WHAT THIS TASK INVOLVES - Say how many lines include the word "situ". Reply with nothing but the number.

[Part of a data file]
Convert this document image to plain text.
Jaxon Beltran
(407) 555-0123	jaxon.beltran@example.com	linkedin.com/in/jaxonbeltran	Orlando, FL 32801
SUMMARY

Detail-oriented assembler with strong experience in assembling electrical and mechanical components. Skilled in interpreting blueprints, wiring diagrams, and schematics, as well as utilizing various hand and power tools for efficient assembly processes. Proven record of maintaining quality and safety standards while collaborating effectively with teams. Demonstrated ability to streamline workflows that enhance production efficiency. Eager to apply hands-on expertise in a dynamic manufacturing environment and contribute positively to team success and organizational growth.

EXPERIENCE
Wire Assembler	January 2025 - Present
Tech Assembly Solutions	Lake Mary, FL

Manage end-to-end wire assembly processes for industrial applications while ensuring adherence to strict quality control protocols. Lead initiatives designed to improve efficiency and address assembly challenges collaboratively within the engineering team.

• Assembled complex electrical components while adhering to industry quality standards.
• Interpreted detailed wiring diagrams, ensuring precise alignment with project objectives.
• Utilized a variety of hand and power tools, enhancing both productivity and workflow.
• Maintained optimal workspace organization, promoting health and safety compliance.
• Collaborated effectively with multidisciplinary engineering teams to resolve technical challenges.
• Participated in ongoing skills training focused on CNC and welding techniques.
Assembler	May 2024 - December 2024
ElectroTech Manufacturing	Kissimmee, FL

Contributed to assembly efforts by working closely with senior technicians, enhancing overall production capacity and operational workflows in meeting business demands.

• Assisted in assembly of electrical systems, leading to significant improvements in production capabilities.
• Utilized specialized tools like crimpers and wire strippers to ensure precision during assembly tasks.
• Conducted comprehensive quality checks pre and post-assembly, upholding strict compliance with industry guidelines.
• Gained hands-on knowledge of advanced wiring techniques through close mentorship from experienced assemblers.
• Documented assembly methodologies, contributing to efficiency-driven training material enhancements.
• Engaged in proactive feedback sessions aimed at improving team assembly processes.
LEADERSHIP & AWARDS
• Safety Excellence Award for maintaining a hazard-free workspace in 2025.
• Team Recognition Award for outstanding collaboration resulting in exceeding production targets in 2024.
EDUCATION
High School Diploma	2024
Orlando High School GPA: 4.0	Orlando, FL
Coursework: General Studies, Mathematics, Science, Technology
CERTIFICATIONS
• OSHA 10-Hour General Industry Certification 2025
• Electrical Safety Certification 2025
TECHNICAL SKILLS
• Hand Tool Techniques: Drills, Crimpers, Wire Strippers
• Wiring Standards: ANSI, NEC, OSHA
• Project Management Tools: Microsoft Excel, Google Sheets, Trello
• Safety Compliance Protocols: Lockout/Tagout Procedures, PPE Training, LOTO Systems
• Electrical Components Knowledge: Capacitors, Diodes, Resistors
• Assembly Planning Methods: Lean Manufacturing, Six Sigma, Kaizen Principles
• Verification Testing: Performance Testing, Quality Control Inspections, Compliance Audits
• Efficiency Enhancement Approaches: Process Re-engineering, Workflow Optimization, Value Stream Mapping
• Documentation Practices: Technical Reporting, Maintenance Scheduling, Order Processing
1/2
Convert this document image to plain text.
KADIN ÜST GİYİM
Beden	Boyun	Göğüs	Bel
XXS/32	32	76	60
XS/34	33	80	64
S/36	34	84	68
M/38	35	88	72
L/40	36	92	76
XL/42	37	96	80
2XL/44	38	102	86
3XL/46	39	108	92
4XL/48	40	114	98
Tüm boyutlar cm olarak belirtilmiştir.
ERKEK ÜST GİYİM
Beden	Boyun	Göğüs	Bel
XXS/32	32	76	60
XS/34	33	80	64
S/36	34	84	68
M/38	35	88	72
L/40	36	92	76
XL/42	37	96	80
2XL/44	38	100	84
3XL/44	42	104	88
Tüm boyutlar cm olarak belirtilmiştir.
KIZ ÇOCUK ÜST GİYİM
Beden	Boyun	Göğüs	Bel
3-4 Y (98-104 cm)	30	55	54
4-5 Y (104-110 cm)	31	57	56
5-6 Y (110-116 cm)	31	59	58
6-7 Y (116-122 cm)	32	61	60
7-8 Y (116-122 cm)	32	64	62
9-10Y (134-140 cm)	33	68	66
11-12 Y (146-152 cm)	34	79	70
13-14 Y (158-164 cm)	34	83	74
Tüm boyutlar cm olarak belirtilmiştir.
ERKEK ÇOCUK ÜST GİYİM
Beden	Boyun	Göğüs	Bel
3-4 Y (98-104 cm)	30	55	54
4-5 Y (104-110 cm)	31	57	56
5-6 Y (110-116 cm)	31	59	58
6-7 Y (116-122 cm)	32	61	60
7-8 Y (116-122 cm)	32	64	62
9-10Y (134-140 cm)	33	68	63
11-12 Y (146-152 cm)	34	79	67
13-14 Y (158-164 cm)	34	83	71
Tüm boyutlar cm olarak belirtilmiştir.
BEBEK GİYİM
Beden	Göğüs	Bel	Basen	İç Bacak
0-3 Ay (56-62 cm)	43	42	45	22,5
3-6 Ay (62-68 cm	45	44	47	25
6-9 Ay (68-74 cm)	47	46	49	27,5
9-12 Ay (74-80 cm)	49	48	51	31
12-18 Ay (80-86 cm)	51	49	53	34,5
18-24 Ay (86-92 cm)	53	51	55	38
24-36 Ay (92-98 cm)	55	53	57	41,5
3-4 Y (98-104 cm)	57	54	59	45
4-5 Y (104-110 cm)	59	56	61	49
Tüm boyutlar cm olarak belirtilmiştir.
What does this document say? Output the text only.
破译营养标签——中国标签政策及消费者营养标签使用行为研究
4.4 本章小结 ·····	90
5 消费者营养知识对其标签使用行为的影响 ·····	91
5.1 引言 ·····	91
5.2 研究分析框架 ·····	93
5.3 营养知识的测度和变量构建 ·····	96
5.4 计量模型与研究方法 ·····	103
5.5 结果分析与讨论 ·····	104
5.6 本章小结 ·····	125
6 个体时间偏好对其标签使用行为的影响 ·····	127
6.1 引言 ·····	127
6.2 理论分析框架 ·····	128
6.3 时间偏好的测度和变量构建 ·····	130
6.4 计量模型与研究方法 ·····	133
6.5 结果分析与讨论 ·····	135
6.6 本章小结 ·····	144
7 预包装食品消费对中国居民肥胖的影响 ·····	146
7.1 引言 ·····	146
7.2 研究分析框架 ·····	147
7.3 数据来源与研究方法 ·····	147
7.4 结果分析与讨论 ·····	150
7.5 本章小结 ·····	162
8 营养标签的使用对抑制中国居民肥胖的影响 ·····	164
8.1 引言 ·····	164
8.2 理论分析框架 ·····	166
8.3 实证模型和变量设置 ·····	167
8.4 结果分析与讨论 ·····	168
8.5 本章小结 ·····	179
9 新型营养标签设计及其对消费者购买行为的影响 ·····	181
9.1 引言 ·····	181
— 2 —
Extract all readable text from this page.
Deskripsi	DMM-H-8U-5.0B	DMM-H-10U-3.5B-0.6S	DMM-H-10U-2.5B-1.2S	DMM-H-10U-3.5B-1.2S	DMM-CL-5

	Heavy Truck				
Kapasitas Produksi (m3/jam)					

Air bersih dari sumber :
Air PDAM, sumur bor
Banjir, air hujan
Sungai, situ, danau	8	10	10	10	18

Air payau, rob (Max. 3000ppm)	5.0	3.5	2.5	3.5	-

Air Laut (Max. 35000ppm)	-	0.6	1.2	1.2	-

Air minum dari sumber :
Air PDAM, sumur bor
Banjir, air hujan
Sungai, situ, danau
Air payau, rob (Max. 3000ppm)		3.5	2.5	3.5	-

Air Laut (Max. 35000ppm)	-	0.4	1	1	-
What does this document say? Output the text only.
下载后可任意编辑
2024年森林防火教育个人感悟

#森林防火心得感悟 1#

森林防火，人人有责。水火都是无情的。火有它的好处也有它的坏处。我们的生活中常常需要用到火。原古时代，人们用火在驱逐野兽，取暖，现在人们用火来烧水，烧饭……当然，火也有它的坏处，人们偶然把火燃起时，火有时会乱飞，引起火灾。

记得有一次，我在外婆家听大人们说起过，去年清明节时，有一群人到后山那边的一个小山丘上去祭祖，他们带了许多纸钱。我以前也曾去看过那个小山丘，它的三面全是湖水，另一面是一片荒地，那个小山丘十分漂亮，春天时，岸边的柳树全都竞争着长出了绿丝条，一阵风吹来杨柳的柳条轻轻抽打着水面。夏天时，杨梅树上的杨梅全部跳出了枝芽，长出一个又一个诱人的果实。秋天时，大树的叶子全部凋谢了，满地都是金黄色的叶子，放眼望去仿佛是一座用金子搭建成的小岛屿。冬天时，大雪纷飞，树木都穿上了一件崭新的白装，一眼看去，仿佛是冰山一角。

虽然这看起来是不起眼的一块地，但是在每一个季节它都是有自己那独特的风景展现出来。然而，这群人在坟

RESPONSE BELOW - 2